Problem details — Return the line containing "Type out the text in this image." and all lines after it exactly; stop at the end of the material.

Data lines —
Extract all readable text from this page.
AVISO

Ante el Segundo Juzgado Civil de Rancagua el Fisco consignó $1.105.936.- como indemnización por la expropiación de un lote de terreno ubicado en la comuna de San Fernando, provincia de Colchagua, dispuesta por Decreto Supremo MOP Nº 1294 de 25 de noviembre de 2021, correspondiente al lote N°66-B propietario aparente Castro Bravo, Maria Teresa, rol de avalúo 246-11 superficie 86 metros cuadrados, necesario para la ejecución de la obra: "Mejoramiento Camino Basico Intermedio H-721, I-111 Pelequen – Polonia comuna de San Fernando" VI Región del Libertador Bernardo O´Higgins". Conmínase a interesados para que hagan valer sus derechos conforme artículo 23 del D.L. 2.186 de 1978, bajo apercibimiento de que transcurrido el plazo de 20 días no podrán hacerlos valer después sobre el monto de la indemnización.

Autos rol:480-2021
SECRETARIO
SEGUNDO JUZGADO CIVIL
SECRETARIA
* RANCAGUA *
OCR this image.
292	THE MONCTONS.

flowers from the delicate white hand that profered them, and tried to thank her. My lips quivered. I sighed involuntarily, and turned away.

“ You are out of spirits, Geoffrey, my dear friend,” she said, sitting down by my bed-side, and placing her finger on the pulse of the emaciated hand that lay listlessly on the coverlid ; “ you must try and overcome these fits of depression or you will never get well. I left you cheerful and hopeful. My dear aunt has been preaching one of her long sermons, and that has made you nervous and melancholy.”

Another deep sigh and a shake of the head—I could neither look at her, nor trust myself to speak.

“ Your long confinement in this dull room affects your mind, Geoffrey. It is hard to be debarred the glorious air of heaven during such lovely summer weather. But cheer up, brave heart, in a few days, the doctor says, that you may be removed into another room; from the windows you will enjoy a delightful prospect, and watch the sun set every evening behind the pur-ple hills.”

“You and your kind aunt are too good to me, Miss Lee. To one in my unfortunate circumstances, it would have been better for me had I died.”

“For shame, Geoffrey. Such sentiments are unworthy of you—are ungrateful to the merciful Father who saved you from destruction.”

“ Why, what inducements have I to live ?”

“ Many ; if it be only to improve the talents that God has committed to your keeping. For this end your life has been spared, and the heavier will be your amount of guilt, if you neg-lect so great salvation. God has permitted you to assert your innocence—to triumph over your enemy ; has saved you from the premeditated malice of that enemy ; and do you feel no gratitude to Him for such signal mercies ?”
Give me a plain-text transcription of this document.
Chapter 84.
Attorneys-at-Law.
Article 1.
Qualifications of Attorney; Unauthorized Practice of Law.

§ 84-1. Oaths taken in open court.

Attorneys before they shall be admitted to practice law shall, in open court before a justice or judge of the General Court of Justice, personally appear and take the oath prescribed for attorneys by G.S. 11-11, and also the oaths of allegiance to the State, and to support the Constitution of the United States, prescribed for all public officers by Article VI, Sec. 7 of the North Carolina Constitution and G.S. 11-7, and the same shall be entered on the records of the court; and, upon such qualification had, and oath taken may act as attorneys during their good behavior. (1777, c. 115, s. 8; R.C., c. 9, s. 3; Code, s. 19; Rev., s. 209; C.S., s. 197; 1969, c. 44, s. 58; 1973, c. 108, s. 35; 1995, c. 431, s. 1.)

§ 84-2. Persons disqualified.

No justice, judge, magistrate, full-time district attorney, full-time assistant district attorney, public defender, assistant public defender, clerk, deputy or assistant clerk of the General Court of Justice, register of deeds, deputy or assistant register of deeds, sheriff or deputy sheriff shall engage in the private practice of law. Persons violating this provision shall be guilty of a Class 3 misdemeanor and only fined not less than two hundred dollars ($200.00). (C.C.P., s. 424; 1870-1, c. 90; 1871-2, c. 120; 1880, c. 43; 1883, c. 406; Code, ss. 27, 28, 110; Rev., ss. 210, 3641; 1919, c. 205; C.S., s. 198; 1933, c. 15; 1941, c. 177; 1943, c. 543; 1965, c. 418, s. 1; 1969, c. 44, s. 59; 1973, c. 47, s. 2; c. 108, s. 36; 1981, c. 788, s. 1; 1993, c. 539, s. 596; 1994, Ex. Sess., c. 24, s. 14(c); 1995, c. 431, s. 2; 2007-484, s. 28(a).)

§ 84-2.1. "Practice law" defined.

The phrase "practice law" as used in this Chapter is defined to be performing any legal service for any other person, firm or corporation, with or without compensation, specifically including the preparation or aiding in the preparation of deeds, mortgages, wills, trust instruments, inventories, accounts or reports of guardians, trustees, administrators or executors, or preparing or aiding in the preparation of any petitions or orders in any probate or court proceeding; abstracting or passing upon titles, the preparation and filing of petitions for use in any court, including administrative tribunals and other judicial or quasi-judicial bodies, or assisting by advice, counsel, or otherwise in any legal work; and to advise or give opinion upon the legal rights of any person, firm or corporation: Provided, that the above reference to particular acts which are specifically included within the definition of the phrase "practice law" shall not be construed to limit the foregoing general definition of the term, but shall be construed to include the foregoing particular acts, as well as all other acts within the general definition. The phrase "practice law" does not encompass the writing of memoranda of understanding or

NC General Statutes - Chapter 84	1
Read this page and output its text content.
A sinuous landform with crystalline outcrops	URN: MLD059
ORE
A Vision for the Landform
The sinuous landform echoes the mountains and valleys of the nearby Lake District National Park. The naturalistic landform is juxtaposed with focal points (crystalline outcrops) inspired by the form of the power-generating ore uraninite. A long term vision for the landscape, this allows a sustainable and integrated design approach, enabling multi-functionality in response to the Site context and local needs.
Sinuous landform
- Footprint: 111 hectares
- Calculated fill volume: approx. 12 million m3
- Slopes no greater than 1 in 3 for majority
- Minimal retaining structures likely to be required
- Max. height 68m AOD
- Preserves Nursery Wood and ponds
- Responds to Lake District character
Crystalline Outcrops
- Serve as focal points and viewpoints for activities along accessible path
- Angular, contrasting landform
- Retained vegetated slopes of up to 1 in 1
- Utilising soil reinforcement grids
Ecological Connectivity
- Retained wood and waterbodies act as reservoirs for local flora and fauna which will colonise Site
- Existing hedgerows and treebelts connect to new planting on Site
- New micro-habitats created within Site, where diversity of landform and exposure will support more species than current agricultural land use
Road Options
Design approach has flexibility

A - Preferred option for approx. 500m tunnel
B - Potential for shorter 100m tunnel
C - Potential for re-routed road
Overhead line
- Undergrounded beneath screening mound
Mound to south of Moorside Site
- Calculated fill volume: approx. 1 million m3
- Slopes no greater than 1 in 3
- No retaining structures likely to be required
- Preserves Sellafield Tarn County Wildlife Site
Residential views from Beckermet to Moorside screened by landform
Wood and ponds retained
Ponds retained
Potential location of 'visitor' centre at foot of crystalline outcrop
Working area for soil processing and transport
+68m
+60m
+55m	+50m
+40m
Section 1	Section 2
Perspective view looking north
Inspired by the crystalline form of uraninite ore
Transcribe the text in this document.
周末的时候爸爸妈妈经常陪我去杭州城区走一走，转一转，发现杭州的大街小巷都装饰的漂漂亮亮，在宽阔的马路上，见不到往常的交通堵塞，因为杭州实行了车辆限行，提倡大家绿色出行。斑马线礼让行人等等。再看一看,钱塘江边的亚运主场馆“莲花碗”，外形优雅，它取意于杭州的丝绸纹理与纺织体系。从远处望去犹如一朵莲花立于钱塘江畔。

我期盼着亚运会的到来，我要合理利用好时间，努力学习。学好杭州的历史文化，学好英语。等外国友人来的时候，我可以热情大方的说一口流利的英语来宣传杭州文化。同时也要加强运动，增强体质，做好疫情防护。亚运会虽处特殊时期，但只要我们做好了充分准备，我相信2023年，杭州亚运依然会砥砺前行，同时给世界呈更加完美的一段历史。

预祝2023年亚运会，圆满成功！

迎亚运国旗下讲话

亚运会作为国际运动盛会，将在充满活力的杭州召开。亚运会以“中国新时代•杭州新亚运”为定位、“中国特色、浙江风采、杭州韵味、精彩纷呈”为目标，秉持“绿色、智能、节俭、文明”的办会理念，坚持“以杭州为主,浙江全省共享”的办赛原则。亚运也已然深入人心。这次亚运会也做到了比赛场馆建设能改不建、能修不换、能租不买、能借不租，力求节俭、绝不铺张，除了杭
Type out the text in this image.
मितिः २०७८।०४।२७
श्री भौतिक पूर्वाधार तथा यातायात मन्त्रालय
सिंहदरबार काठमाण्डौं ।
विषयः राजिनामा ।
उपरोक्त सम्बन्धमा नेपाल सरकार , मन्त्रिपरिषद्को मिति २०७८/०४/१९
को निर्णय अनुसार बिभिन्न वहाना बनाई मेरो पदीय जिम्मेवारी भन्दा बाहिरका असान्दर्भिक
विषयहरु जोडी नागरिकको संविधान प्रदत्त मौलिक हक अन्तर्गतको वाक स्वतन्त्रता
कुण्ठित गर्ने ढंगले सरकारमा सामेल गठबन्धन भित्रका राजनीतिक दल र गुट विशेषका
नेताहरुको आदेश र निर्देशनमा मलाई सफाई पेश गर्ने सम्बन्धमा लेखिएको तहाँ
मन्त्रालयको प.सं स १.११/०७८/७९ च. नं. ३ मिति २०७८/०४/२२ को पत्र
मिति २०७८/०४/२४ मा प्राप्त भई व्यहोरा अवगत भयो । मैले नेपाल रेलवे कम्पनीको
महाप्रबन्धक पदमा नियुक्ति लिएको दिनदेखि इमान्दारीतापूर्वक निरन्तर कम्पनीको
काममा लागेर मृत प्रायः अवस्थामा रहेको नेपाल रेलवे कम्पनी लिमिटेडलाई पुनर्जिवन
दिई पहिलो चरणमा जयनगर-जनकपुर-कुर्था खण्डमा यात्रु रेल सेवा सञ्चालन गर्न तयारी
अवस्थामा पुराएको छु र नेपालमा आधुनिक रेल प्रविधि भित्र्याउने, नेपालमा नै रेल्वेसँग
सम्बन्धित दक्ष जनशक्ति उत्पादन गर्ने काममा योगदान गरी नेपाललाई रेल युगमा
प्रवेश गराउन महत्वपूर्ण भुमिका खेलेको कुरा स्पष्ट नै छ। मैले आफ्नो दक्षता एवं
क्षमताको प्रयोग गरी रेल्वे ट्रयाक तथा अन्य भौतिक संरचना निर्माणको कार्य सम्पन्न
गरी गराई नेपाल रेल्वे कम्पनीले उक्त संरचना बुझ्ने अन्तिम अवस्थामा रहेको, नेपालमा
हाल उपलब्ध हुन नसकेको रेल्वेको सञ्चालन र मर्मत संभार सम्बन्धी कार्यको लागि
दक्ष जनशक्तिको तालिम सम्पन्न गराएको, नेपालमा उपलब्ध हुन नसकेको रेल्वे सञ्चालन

Solved exercise —
Type out the text in this image.
मितिः २०७८।०४।२७
श्री भौतिक पूर्वाधार तथा यातायात मन्त्रालय
सिंहदरबार काठमाण्डौं ।
विषयः राजिनामा ।
उपरोक्त सम्बन्धमा नेपाल सरकार , मन्त्रिपरिषद्को मिति २०७८/०४/१९
को निर्णय अनुसार बिभिन्न वहाना बनाई मेरो पदीय जिम्मेवारी भन्दा बाहिरका असान्दर्भिक
विषयहरु जोडी नागरिकको संविधान प्रदत्त मौलिक हक अन्तर्गतको वाक स्वतन्त्रता
कुण्ठित गर्ने ढंगले सरकारमा सामेल गठबन्धन भित्रका राजनीतिक दल र गुट विशेषका
नेताहरुको आदेश र निर्देशनमा मलाई सफाई पेश गर्ने सम्बन्धमा लेखिएको तहाँ
मन्त्रालयको प.सं स १.११/०७८/७९ च. नं. ३ मिति २०७८/०४/२२ को पत्र
मिति २०७८/०४/२४ मा प्राप्त भई व्यहोरा अवगत भयो । मैले नेपाल रेलवे कम्पनीको
महाप्रबन्धक पदमा नियुक्ति लिएको दिनदेखि इमान्दारीतापूर्वक निरन्तर कम्पनीको
काममा लागेर मृत प्रायः अवस्थामा रहेको नेपाल रेलवे कम्पनी लिमिटेडलाई पुनर्जिवन
दिई पहिलो चरणमा जयनगर-जनकपुर-कुर्था खण्डमा यात्रु रेल सेवा सञ्चालन गर्न तयारी
अवस्थामा पुराएको छु र नेपालमा आधुनिक रेल प्रविधि भित्र्याउने, नेपालमा नै रेल्वेसँग
सम्बन्धित दक्ष जनशक्ति उत्पादन गर्ने काममा योगदान गरी नेपाललाई रेल युगमा
प्रवेश गराउन महत्वपूर्ण भुमिका खेलेको कुरा स्पष्ट नै छ। मैले आफ्नो दक्षता एवं
क्षमताको प्रयोग गरी रेल्वे ट्रयाक तथा अन्य भौतिक संरचना निर्माणको कार्य सम्पन्न
गरी गराई नेपाल रेल्वे कम्पनीले उक्त संरचना बुझ्ने अन्तिम अवस्थामा रहेको, नेपालमा
हाल उपलब्ध हुन नसकेको रेल्वेको सञ्चालन र मर्मत संभार सम्बन्धी कार्यको लागि
दक्ष जनशक्तिको तालिम सम्पन्न गराएको, नेपालमा उपलब्ध हुन नसकेको रेल्वे सञ्चालन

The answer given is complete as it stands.